Copy each line containing the word "инвестиционного" from the records that follow, please.

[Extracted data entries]
:::
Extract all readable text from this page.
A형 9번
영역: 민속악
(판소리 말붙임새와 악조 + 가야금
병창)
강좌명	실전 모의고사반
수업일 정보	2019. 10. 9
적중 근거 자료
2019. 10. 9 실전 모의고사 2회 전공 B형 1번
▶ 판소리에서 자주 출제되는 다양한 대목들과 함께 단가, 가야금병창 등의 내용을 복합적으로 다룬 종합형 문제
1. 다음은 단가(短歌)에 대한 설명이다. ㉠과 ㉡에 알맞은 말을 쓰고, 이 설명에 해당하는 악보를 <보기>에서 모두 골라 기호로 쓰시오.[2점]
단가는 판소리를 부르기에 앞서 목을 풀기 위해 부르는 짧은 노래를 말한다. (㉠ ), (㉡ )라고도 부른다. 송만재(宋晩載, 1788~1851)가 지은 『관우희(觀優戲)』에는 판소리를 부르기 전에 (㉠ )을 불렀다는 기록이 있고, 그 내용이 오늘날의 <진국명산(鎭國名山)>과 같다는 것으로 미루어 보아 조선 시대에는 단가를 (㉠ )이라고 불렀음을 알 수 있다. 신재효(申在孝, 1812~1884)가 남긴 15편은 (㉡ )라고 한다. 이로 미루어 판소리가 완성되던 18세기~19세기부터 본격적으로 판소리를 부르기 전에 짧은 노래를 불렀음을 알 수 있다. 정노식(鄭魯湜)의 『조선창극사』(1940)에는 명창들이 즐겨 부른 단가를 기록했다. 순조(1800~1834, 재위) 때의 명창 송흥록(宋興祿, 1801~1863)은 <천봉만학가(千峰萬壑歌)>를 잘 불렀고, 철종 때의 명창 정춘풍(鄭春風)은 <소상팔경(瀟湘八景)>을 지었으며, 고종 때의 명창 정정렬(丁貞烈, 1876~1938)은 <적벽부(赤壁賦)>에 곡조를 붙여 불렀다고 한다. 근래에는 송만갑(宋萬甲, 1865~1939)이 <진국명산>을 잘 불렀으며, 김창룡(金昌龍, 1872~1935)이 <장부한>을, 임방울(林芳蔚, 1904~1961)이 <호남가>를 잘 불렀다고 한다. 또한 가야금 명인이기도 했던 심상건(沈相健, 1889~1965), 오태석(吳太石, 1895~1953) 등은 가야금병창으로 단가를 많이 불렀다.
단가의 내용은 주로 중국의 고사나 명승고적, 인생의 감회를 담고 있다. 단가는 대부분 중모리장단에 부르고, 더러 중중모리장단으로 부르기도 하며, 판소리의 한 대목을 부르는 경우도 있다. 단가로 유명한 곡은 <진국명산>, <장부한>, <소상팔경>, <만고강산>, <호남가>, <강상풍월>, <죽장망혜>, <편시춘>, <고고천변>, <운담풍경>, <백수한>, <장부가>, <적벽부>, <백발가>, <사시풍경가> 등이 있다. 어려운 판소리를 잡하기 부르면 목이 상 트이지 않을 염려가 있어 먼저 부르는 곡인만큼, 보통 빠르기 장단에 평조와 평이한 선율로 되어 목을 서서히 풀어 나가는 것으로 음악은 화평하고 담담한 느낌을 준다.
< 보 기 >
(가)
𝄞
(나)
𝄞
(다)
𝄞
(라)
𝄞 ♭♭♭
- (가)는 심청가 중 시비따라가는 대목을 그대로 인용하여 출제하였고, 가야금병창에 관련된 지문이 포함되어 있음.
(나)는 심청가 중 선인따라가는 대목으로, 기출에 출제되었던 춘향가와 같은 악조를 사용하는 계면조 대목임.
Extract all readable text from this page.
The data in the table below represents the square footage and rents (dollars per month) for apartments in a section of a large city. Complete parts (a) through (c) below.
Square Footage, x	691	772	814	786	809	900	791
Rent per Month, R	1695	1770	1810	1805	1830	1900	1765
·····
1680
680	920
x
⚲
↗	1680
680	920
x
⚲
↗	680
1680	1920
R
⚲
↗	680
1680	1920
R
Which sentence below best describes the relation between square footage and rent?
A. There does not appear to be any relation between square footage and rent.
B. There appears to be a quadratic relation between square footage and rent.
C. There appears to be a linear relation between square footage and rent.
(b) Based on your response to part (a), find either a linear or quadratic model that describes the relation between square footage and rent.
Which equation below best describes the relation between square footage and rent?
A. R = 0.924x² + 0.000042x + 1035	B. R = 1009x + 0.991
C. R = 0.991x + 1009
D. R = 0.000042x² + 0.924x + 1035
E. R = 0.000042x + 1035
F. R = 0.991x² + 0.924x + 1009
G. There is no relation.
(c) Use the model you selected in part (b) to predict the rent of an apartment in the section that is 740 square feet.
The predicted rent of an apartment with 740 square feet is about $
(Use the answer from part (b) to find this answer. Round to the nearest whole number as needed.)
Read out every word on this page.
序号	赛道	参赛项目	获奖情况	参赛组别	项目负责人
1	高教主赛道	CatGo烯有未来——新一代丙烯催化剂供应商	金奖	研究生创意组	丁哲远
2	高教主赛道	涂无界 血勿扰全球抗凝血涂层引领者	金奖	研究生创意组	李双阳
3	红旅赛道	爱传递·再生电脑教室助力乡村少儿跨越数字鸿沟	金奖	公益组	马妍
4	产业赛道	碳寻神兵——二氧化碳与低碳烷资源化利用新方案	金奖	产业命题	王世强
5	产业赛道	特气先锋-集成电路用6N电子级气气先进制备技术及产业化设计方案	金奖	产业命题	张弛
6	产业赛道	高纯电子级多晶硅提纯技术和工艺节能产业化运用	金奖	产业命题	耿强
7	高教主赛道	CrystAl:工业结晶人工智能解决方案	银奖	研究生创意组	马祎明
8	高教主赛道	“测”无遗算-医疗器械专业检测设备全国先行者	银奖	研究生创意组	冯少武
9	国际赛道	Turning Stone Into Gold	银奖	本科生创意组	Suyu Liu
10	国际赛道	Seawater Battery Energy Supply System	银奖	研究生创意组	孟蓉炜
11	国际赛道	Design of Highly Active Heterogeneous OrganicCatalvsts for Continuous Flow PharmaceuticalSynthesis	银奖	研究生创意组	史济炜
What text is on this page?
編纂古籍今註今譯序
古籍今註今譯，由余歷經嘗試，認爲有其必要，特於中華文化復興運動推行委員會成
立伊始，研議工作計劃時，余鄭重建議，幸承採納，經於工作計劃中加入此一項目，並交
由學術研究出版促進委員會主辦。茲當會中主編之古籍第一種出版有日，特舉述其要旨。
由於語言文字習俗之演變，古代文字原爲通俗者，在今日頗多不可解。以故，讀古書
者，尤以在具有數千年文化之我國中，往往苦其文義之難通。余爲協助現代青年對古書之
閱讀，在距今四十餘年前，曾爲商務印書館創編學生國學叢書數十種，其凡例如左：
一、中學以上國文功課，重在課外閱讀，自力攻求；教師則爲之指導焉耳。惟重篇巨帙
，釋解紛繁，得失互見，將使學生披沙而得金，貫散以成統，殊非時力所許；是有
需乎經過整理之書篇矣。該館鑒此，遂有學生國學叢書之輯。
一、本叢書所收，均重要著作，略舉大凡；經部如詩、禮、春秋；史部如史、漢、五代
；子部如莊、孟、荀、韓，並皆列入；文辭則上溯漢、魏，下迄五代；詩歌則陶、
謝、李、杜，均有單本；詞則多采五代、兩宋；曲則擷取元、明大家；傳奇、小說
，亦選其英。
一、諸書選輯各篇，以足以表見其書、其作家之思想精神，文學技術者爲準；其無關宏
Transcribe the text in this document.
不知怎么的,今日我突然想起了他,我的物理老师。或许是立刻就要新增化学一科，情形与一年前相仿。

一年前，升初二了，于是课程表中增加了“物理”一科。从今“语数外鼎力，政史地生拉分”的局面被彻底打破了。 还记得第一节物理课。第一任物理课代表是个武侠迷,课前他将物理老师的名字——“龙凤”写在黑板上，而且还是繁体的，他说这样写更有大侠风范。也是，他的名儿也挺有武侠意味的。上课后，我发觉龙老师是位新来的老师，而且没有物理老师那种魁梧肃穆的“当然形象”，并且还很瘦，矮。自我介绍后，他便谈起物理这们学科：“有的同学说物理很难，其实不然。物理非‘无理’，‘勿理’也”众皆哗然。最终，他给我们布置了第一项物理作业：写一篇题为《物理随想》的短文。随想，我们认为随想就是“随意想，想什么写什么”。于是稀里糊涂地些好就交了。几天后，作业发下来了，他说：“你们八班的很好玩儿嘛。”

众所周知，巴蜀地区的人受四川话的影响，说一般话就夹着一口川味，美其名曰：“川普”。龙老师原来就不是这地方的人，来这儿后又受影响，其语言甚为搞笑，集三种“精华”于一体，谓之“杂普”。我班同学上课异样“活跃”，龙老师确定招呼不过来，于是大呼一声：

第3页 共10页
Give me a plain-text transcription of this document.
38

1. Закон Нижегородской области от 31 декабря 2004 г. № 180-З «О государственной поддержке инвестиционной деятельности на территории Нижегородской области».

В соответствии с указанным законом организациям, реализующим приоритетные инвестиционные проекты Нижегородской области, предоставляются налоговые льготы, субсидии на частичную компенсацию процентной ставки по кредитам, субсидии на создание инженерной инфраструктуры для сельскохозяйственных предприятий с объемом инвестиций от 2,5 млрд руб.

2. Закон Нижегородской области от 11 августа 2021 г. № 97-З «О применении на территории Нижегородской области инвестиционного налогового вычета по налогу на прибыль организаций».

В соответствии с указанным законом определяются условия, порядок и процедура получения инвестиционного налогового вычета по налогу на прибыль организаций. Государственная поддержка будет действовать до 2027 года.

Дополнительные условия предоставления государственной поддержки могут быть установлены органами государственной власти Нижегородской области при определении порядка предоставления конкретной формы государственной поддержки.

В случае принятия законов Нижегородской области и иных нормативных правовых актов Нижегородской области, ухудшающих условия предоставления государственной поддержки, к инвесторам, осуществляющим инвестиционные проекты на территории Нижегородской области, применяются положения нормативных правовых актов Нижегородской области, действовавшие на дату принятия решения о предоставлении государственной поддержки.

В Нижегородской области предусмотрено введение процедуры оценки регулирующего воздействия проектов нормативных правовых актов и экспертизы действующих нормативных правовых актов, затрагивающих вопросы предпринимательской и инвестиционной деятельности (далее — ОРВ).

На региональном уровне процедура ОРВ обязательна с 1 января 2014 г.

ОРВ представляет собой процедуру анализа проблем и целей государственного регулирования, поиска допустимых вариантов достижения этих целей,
:::
## Task response
2. Закон Нижегородской области от 11 августа 2021 г. № 97-З «О применении на территории Нижегородской области инвестиционного налогового вычета по налогу на прибыль организаций».
В соответствии с указанным законом определяются условия, порядок и процедура получения инвестиционного налогового вычета по налогу на прибыль организаций. Государственная поддержка будет действовать до 2027 года.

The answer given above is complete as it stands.